RECORDS PROVIDED
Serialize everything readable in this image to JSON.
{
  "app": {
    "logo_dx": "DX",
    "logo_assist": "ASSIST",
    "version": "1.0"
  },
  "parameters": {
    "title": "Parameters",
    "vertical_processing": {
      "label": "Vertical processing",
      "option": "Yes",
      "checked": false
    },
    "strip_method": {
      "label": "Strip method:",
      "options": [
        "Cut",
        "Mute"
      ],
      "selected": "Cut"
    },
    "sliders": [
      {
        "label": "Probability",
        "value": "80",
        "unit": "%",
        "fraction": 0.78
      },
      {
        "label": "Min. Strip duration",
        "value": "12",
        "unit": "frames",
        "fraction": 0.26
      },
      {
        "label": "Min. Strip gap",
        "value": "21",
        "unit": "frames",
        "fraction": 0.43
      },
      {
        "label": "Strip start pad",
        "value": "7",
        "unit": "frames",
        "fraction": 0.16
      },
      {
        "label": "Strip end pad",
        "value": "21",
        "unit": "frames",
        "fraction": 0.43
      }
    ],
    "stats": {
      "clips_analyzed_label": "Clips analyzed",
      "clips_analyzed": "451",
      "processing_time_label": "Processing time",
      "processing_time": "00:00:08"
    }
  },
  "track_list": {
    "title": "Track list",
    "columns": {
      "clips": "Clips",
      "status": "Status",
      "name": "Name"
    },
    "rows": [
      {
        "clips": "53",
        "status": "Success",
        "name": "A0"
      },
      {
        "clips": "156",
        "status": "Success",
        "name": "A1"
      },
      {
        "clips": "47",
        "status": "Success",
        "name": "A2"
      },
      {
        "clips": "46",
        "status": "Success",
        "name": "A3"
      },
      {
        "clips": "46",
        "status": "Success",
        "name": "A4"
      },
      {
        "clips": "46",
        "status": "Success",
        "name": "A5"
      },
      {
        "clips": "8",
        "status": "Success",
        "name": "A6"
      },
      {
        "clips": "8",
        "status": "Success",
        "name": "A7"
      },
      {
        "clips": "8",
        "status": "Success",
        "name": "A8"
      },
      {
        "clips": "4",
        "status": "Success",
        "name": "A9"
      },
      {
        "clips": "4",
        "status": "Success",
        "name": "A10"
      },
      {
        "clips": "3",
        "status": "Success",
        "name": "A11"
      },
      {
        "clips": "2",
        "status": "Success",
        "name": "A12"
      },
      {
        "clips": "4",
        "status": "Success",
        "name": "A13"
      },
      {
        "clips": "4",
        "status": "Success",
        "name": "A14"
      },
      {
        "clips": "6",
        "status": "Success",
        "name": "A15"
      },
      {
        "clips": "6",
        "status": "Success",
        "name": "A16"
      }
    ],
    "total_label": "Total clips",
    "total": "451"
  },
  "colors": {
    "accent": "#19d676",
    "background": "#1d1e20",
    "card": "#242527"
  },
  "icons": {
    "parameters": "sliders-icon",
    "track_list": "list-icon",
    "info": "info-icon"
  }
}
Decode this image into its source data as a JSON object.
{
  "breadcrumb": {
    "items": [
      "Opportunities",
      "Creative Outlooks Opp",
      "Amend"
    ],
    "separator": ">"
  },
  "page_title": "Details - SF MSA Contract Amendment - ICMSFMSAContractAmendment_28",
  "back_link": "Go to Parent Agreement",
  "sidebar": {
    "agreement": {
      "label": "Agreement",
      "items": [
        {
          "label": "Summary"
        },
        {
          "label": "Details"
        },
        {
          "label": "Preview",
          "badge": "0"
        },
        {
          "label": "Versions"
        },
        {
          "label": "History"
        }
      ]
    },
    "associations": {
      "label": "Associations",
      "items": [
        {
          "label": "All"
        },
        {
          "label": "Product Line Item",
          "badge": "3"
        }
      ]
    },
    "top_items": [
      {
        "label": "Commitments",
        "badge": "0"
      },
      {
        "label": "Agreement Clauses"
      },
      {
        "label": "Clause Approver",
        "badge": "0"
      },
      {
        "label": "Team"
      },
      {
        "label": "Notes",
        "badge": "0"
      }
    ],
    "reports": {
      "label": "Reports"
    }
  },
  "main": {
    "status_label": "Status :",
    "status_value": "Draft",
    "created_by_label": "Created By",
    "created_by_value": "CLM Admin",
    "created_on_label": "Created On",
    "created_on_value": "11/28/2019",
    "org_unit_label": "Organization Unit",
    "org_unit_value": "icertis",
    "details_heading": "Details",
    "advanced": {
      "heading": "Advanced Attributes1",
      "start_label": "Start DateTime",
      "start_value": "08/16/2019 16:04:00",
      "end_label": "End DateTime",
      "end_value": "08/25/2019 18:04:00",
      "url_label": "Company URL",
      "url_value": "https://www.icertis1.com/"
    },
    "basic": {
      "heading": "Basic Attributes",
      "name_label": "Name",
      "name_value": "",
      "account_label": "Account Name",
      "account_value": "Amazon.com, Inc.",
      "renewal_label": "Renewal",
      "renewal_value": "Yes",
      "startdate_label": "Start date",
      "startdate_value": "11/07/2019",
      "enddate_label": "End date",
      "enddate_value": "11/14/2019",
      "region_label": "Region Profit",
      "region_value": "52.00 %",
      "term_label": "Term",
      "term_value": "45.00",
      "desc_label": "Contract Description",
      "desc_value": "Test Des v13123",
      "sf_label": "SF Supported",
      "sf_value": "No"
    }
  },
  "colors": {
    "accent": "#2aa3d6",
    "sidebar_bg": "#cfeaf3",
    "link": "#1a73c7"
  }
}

AIM OF THE TASK
Retype all the material above precisely, with no line left out.

EXERCISE ANSWER
Serialize everything readable in this image to JSON.
{
  "app": {
    "logo_dx": "DX",
    "logo_assist": "ASSIST",
    "version": "1.0"
  },
  "parameters": {
    "title": "Parameters",
    "vertical_processing": {
      "label": "Vertical processing",
      "option": "Yes",
      "checked": false
    },
    "strip_method": {
      "label": "Strip method:",
      "options": [
        "Cut",
        "Mute"
      ],
      "selected": "Cut"
    },
    "sliders": [
      {
        "label": "Probability",
        "value": "80",
        "unit": "%",
        "fraction": 0.78
      },
      {
        "label": "Min. Strip duration",
        "value": "12",
        "unit": "frames",
        "fraction": 0.26
      },
      {
        "label": "Min. Strip gap",
        "value": "21",
        "unit": "frames",
        "fraction": 0.43
      },
      {
        "label": "Strip start pad",
        "value": "7",
        "unit": "frames",
        "fraction": 0.16
      },
      {
        "label": "Strip end pad",
        "value": "21",
        "unit": "frames",
        "fraction": 0.43
      }
    ],
    "stats": {
      "clips_analyzed_label": "Clips analyzed",
      "clips_analyzed": "451",
      "processing_time_label": "Processing time",
      "processing_time": "00:00:08"
    }
  },
  "track_list": {
    "title": "Track list",
    "columns": {
      "clips": "Clips",
      "status": "Status",
      "name": "Name"
    },
    "rows": [
      {
        "clips": "53",
        "status": "Success",
        "name": "A0"
      },
      {
        "clips": "156",
        "status": "Success",
        "name": "A1"
      },
      {
        "clips": "47",
        "status": "Success",
        "name": "A2"
      },
      {
        "clips": "46",
        "status": "Success",
        "name": "A3"
      },
      {
        "clips": "46",
        "status": "Success",
        "name": "A4"
      },
      {
        "clips": "46",
        "status": "Success",
        "name": "A5"
      },
      {
        "clips": "8",
        "status": "Success",
        "name": "A6"
      },
      {
        "clips": "8",
        "status": "Success",
        "name": "A7"
      },
      {
        "clips": "8",
        "status": "Success",
        "name": "A8"
      },
      {
        "clips": "4",
        "status": "Success",
        "name": "A9"
      },
      {
        "clips": "4",
        "status": "Success",
        "name": "A10"
      },
      {
        "clips": "3",
        "status": "Success",
        "name": "A11"
      },
      {
        "clips": "2",
        "status": "Success",
        "name": "A12"
      },
      {
        "clips": "4",
        "status": "Success",
        "name": "A13"
      },
      {
        "clips": "4",
        "status": "Success",
        "name": "A14"
      },
      {
        "clips": "6",
        "status": "Success",
        "name": "A15"
      },
      {
        "clips": "6",
        "status": "Success",
        "name": "A16"
      }
    ],
    "total_label": "Total clips",
    "total": "451"
  },
  "colors": {
    "accent": "#19d676",
    "background": "#1d1e20",
    "card": "#242527"
  },
  "icons": {
    "parameters": "sliders-icon",
    "track_list": "list-icon",
    "info": "info-icon"
  }
}
Decode this image into its source data as a JSON object.
{
  "breadcrumb": {
    "items": [
      "Opportunities",
      "Creative Outlooks Opp",
      "Amend"
    ],
    "separator": ">"
  },
  "page_title": "Details - SF MSA Contract Amendment - ICMSFMSAContractAmendment_28",
  "back_link": "Go to Parent Agreement",
  "sidebar": {
    "agreement": {
      "label": "Agreement",
      "items": [
        {
          "label": "Summary"
        },
        {
          "label": "Details"
        },
        {
          "label": "Preview",
          "badge": "0"
        },
        {
          "label": "Versions"
        },
        {
          "label": "History"
        }
      ]
    },
    "associations": {
      "label": "Associations",
      "items": [
        {
          "label": "All"
        },
        {
          "label": "Product Line Item",
          "badge": "3"
        }
      ]
    },
    "top_items": [
      {
        "label": "Commitments",
        "badge": "0"
      },
      {
        "label": "Agreement Clauses"
      },
      {
        "label": "Clause Approver",
        "badge": "0"
      },
      {
        "label": "Team"
      },
      {
        "label": "Notes",
        "badge": "0"
      }
    ],
    "reports": {
      "label": "Reports"
    }
  },
  "main": {
    "status_label": "Status :",
    "status_value": "Draft",
    "created_by_label": "Created By",
    "created_by_value": "CLM Admin",
    "created_on_label": "Created On",
    "created_on_value": "11/28/2019",
    "org_unit_label": "Organization Unit",
    "org_unit_value": "icertis",
    "details_heading": "Details",
    "advanced": {
      "heading": "Advanced Attributes1",
      "start_label": "Start DateTime",
      "start_value": "08/16/2019 16:04:00",
      "end_label": "End DateTime",
      "end_value": "08/25/2019 18:04:00",
      "url_label": "Company URL",
      "url_value": "https://www.icertis1.com/"
    },
    "basic": {
      "heading": "Basic Attributes",
      "name_label": "Name",
      "name_value": "",
      "account_label": "Account Name",
      "account_value": "Amazon.com, Inc.",
      "renewal_label": "Renewal",
      "renewal_value": "Yes",
      "startdate_label": "Start date",
      "startdate_value": "11/07/2019",
      "enddate_label": "End date",
      "enddate_value": "11/14/2019",
      "region_label": "Region Profit",
      "region_value": "52.00 %",
      "term_label": "Term",
      "term_value": "45.00",
      "desc_label": "Contract Description",
      "desc_value": "Test Des v13123",
      "sf_label": "SF Supported",
      "sf_value": "No"
    }
  },
  "colors": {
    "accent": "#2aa3d6",
    "sidebar_bg": "#cfeaf3",
    "link": "#1a73c7"
  }
}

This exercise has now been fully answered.